**Data section**
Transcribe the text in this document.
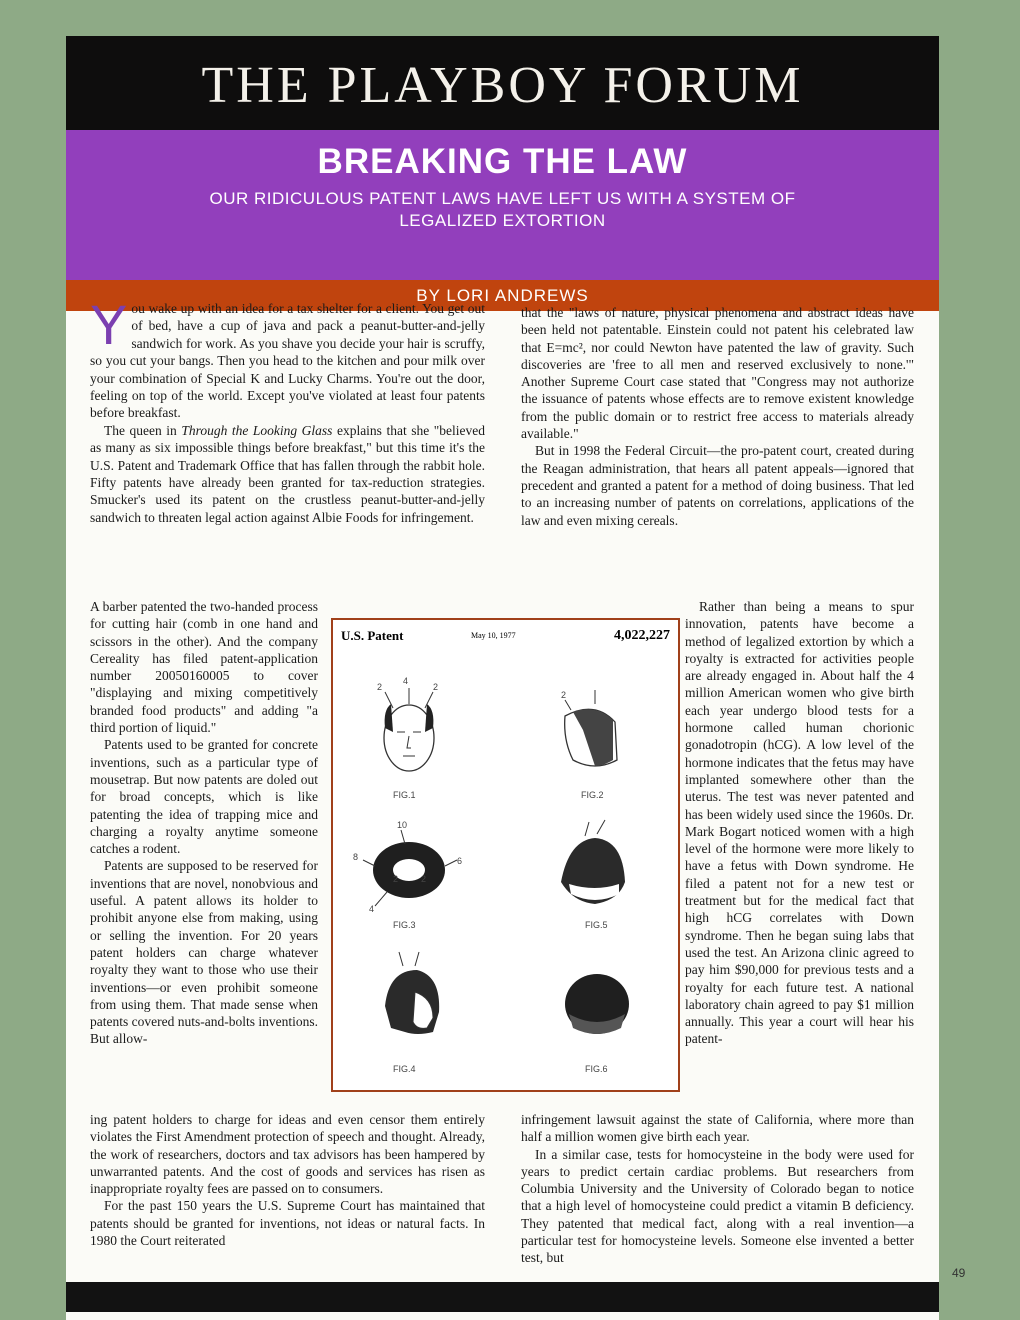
THE PLAYBOY FORUM
BREAKING THE LAW
OUR RIDICULOUS PATENT LAWS HAVE LEFT US WITH A SYSTEM OF LEGALIZED EXTORTION
BY LORI ANDREWS

Y ou wake up with an idea for a tax shelter for a client. You get out of bed, have a cup of java and pack a peanut-butter-and-jelly sandwich for work. As you shave you decide your hair is scruffy, so you cut your bangs. Then you head to the kitchen and pour milk over your combination of Special K and Lucky Charms. You're out the door, feeling on top of the world. Except you've violated at least four patents before breakfast.

The queen in Through the Looking Glass explains that she "believed as many as six impossible things before breakfast," but this time it's the U.S. Patent and Trademark Office that has fallen through the rabbit hole. Fifty patents have already been granted for tax-reduction strategies. Smucker's used its patent on the crustless peanut-butter-and-jelly sandwich to threaten legal action against Albie Foods for infringement.

A barber patented the two-handed process for cutting hair (comb in one hand and scissors in the other). And the company Cereality has filed patent-application number 20050160005 to cover "displaying and mixing competitively branded food products" and adding "a third portion of liquid."

Patents used to be granted for concrete inventions, such as a particular type of mousetrap. But now patents are doled out for broad concepts, which is like patenting the idea of trapping mice and charging a royalty anytime someone catches a rodent.

Patents are supposed to be reserved for inventions that are novel, nonobvious and useful. A patent allows its holder to prohibit anyone else from making, using or selling the invention. For 20 years patent holders can charge whatever royalty they want to those who use their inventions—or even prohibit someone from using them. That made sense when patents covered nuts-and-bolts inventions. But allow-

ing patent holders to charge for ideas and even censor them entirely violates the First Amendment protection of speech and thought. Already, the work of researchers, doctors and tax advisors has been hampered by unwarranted patents. And the cost of goods and services has risen as inappropriate royalty fees are passed on to consumers.

For the past 150 years the U.S. Supreme Court has maintained that patents should be granted for inventions, not ideas or natural facts. In 1980 the Court reiterated

that the "laws of nature, physical phenomena and abstract ideas have been held not patentable. Einstein could not patent his celebrated law that E=mc², nor could Newton have patented the law of gravity. Such discoveries are 'free to all men and reserved exclusively to none.'" Another Supreme Court case stated that "Congress may not authorize the issuance of patents whose effects are to remove existent knowledge from the public domain or to restrict free access to materials already available."

But in 1998 the Federal Circuit—the pro-patent court, created during the Reagan administration, that hears all patent appeals—ignored that precedent and granted a patent for a method of doing business. That led to an increasing number of patents on correlations, applications of the law and even mixing cereals.

Rather than being a means to spur innovation, patents have become a method of legalized extortion by which a royalty is extracted for activities people are already engaged in. About half the 4 million American women who give birth each year undergo blood tests for a hormone called human chorionic gonadotropin (hCG). A low level of the hormone indicates that the fetus may have implanted somewhere other than the uterus. The test was never patented and has been widely used since the 1960s. Dr. Mark Bogart noticed women with a high level of the hormone were more likely to have a fetus with Down syndrome. He filed a patent not for a new test or treatment but for the medical fact that high hCG correlates with Down syndrome. Then he began suing labs that used the test. An Arizona clinic agreed to pay him $90,000 for previous tests and a royalty for each future test. A national laboratory chain agreed to pay $1 million annually. This year a court will hear his patent-

infringement lawsuit against the state of California, where more than half a million women give birth each year.

In a similar case, tests for homocysteine in the body were used for years to predict certain cardiac problems. But researchers from Columbia University and the University of Colorado began to notice that a high level of homocysteine could predict a vitamin B deficiency. They patented that medical fact, along with a real invention—a particular test for homocysteine levels. Someone else invented a better test, but

U.S. Patent	May 10, 1977	4,022,227
FIG.1	FIG.2
FIG.3	FIG.5
FIG.4	FIG.6
2
4
2
2
10
8	6
2	2
4
49
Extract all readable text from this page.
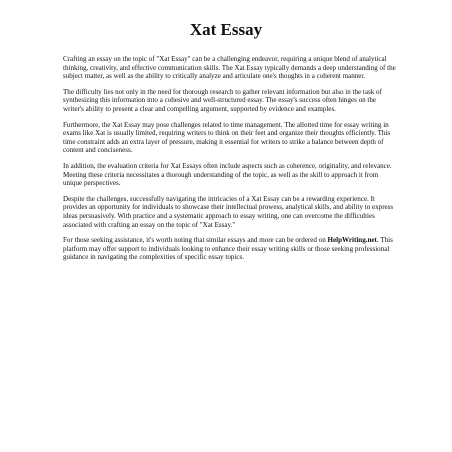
Xat Essay

Crafting an essay on the topic of "Xat Essay" can be a challenging endeavor, requiring a unique blend of analytical thinking, creativity, and effective communication skills. The Xat Essay typically demands a deep understanding of the subject matter, as well as the ability to critically analyze and articulate one's thoughts in a coherent manner.

The difficulty lies not only in the need for thorough research to gather relevant information but also in the task of synthesizing this information into a cohesive and well-structured essay. The essay's success often hinges on the writer's ability to present a clear and compelling argument, supported by evidence and examples.

Furthermore, the Xat Essay may pose challenges related to time management. The allotted time for essay writing in exams like Xat is usually limited, requiring writers to think on their feet and organize their thoughts efficiently. This time constraint adds an extra layer of pressure, making it essential for writers to strike a balance between depth of content and conciseness.

In addition, the evaluation criteria for Xat Essays often include aspects such as coherence, originality, and relevance. Meeting these criteria necessitates a thorough understanding of the topic, as well as the skill to approach it from unique perspectives.

Despite the challenges, successfully navigating the intricacies of a Xat Essay can be a rewarding experience. It provides an opportunity for individuals to showcase their intellectual prowess, analytical skills, and ability to express ideas persuasively. With practice and a systematic approach to essay writing, one can overcome the difficulties associated with crafting an essay on the topic of "Xat Essay."

For those seeking assistance, it's worth noting that similar essays and more can be ordered on HelpWriting.net. This platform may offer support to individuals looking to enhance their essay writing skills or those seeking professional guidance in navigating the complexities of specific essay topics.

**What to do**
Report only how many lines in the records contain the word "text".

**Correct answer**
2